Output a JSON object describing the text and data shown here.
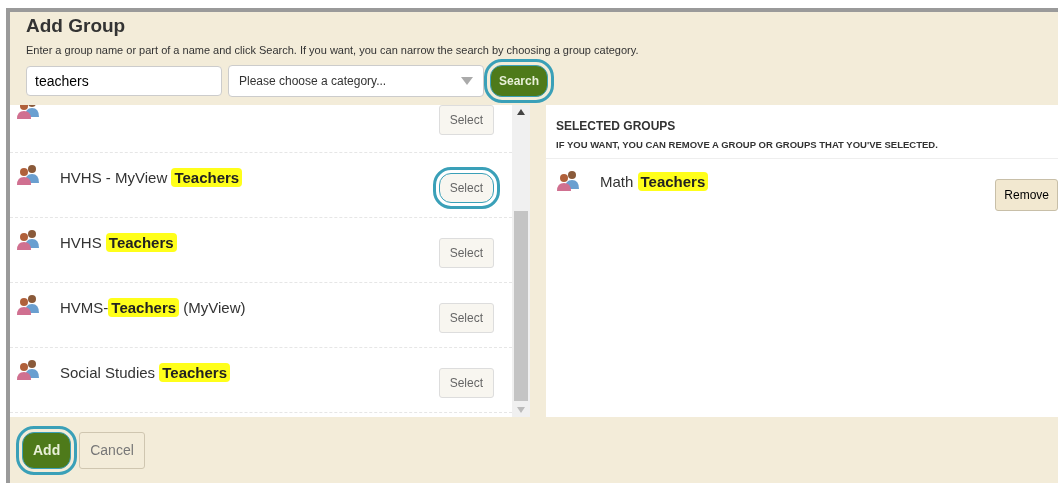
{
  "dialog": {
    "title": "Add Group",
    "instructions": "Enter a group name or part of a name and click Search. If you want, you can narrow the search by choosing a group category."
  },
  "search": {
    "value": "teachers",
    "category_placeholder": "Please choose a category...",
    "button": {
      "label": "Search",
      "circled": true
    }
  },
  "results": [
    {
      "cut_off": true,
      "button": {
        "label": "Select",
        "circled": false
      }
    },
    {
      "cut_off": false,
      "name": "HVHS - MyView **Teachers**",
      "button": {
        "label": "Select",
        "circled": true
      }
    },
    {
      "cut_off": false,
      "name": "HVHS **Teachers**",
      "button": {
        "label": "Select",
        "circled": false
      }
    },
    {
      "cut_off": false,
      "name": "HVMS-**Teachers** (MyView)",
      "button": {
        "label": "Select",
        "circled": false
      }
    },
    {
      "cut_off": false,
      "name": "Social Studies **Teachers**",
      "button": {
        "label": "Select",
        "circled": false
      }
    }
  ],
  "selected_groups": {
    "heading": "SELECTED GROUPS",
    "subheading": "IF YOU WANT, YOU CAN REMOVE A GROUP OR GROUPS THAT YOU'VE SELECTED.",
    "items": [
      {
        "name": "Math **Teachers**",
        "button": "Remove"
      }
    ]
  },
  "footer": {
    "buttons": [
      {
        "label": "Add",
        "kind": "primary",
        "circled": true
      },
      {
        "label": "Cancel",
        "kind": "secondary",
        "circled": false
      }
    ]
  }
}
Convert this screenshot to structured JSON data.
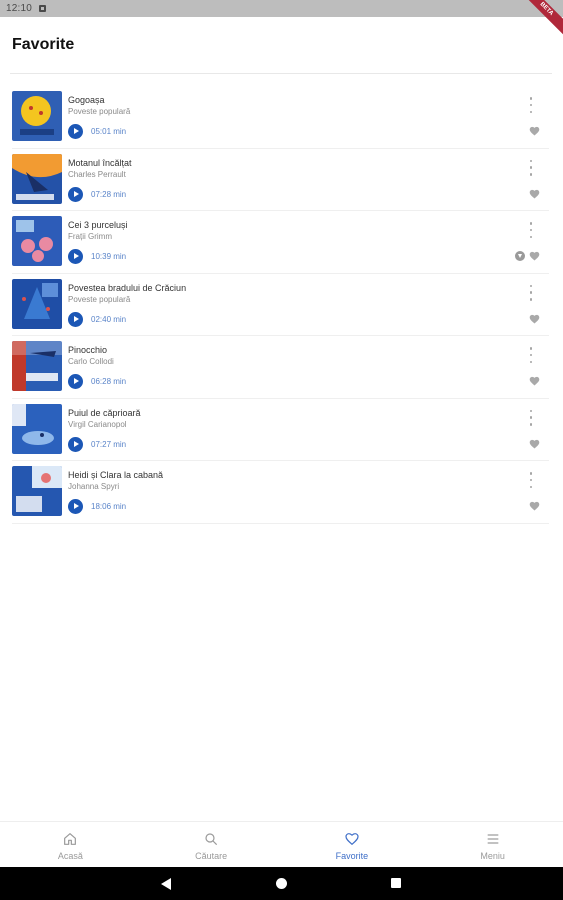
{
  "status_bar": {
    "time": "12:10",
    "badge": "BETA"
  },
  "page": {
    "title": "Favorite"
  },
  "colors": {
    "accent": "#1c57b6",
    "duration": "#5a84c9",
    "active_nav": "#3f6fc8",
    "inactive_nav": "#9a9a9a"
  },
  "stories": [
    {
      "title": "Gogoașa",
      "author": "Poveste populară",
      "duration": "05:01 min",
      "downloadable": false
    },
    {
      "title": "Motanul încălțat",
      "author": "Charles Perrault",
      "duration": "07:28 min",
      "downloadable": false
    },
    {
      "title": "Cei 3 purceluși",
      "author": "Frații Grimm",
      "duration": "10:39 min",
      "downloadable": true
    },
    {
      "title": "Povestea bradului de Crăciun",
      "author": "Poveste populară",
      "duration": "02:40 min",
      "downloadable": false
    },
    {
      "title": "Pinocchio",
      "author": "Carlo Collodi",
      "duration": "06:28 min",
      "downloadable": false
    },
    {
      "title": "Puiul de căprioară",
      "author": "Virgil Carianopol",
      "duration": "07:27 min",
      "downloadable": false
    },
    {
      "title": "Heidi și Clara la cabană",
      "author": "Johanna Spyri",
      "duration": "18:06 min",
      "downloadable": false
    }
  ],
  "bottom_nav": [
    {
      "label": "Acasă",
      "icon": "home-icon",
      "active": false
    },
    {
      "label": "Căutare",
      "icon": "search-icon",
      "active": false
    },
    {
      "label": "Favorite",
      "icon": "heart-icon",
      "active": true
    },
    {
      "label": "Meniu",
      "icon": "menu-icon",
      "active": false
    }
  ]
}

■ **Work instructions**: Set the data above down again exactly as given, with no pictures.

■ **Complete answer**:
Output a JSON object describing the text and data shown here.
{
  "dialog": {
    "title": "Add Group",
    "instructions": "Enter a group name or part of a name and click Search. If you want, you can narrow the search by choosing a group category."
  },
  "search": {
    "value": "teachers",
    "category_placeholder": "Please choose a category...",
    "button": {
      "label": "Search",
      "circled": true
    }
  },
  "results": [
    {
      "cut_off": true,
      "button": {
        "label": "Select",
        "circled": false
      }
    },
    {
      "cut_off": false,
      "name": "HVHS - MyView **Teachers**",
      "button": {
        "label": "Select",
        "circled": true
      }
    },
    {
      "cut_off": false,
      "name": "HVHS **Teachers**",
      "button": {
        "label": "Select",
        "circled": false
      }
    },
    {
      "cut_off": false,
      "name": "HVMS-**Teachers** (MyView)",
      "button": {
        "label": "Select",
        "circled": false
      }
    },
    {
      "cut_off": false,
      "name": "Social Studies **Teachers**",
      "button": {
        "label": "Select",
        "circled": false
      }
    }
  ],
  "selected_groups": {
    "heading": "SELECTED GROUPS",
    "subheading": "IF YOU WANT, YOU CAN REMOVE A GROUP OR GROUPS THAT YOU'VE SELECTED.",
    "items": [
      {
        "name": "Math **Teachers**",
        "button": "Remove"
      }
    ]
  },
  "footer": {
    "buttons": [
      {
        "label": "Add",
        "kind": "primary",
        "circled": true
      },
      {
        "label": "Cancel",
        "kind": "secondary",
        "circled": false
      }
    ]
  }
}
Convert this screenshot to structured JSON data.
{
  "status_bar": {
    "time": "12:10",
    "badge": "BETA"
  },
  "page": {
    "title": "Favorite"
  },
  "colors": {
    "accent": "#1c57b6",
    "duration": "#5a84c9",
    "active_nav": "#3f6fc8",
    "inactive_nav": "#9a9a9a"
  },
  "stories": [
    {
      "title": "Gogoașa",
      "author": "Poveste populară",
      "duration": "05:01 min",
      "downloadable": false
    },
    {
      "title": "Motanul încălțat",
      "author": "Charles Perrault",
      "duration": "07:28 min",
      "downloadable": false
    },
    {
      "title": "Cei 3 purceluși",
      "author": "Frații Grimm",
      "duration": "10:39 min",
      "downloadable": true
    },
    {
      "title": "Povestea bradului de Crăciun",
      "author": "Poveste populară",
      "duration": "02:40 min",
      "downloadable": false
    },
    {
      "title": "Pinocchio",
      "author": "Carlo Collodi",
      "duration": "06:28 min",
      "downloadable": false
    },
    {
      "title": "Puiul de căprioară",
      "author": "Virgil Carianopol",
      "duration": "07:27 min",
      "downloadable": false
    },
    {
      "title": "Heidi și Clara la cabană",
      "author": "Johanna Spyri",
      "duration": "18:06 min",
      "downloadable": false
    }
  ],
  "bottom_nav": [
    {
      "label": "Acasă",
      "icon": "home-icon",
      "active": false
    },
    {
      "label": "Căutare",
      "icon": "search-icon",
      "active": false
    },
    {
      "label": "Favorite",
      "icon": "heart-icon",
      "active": true
    },
    {
      "label": "Meniu",
      "icon": "menu-icon",
      "active": false
    }
  ]
}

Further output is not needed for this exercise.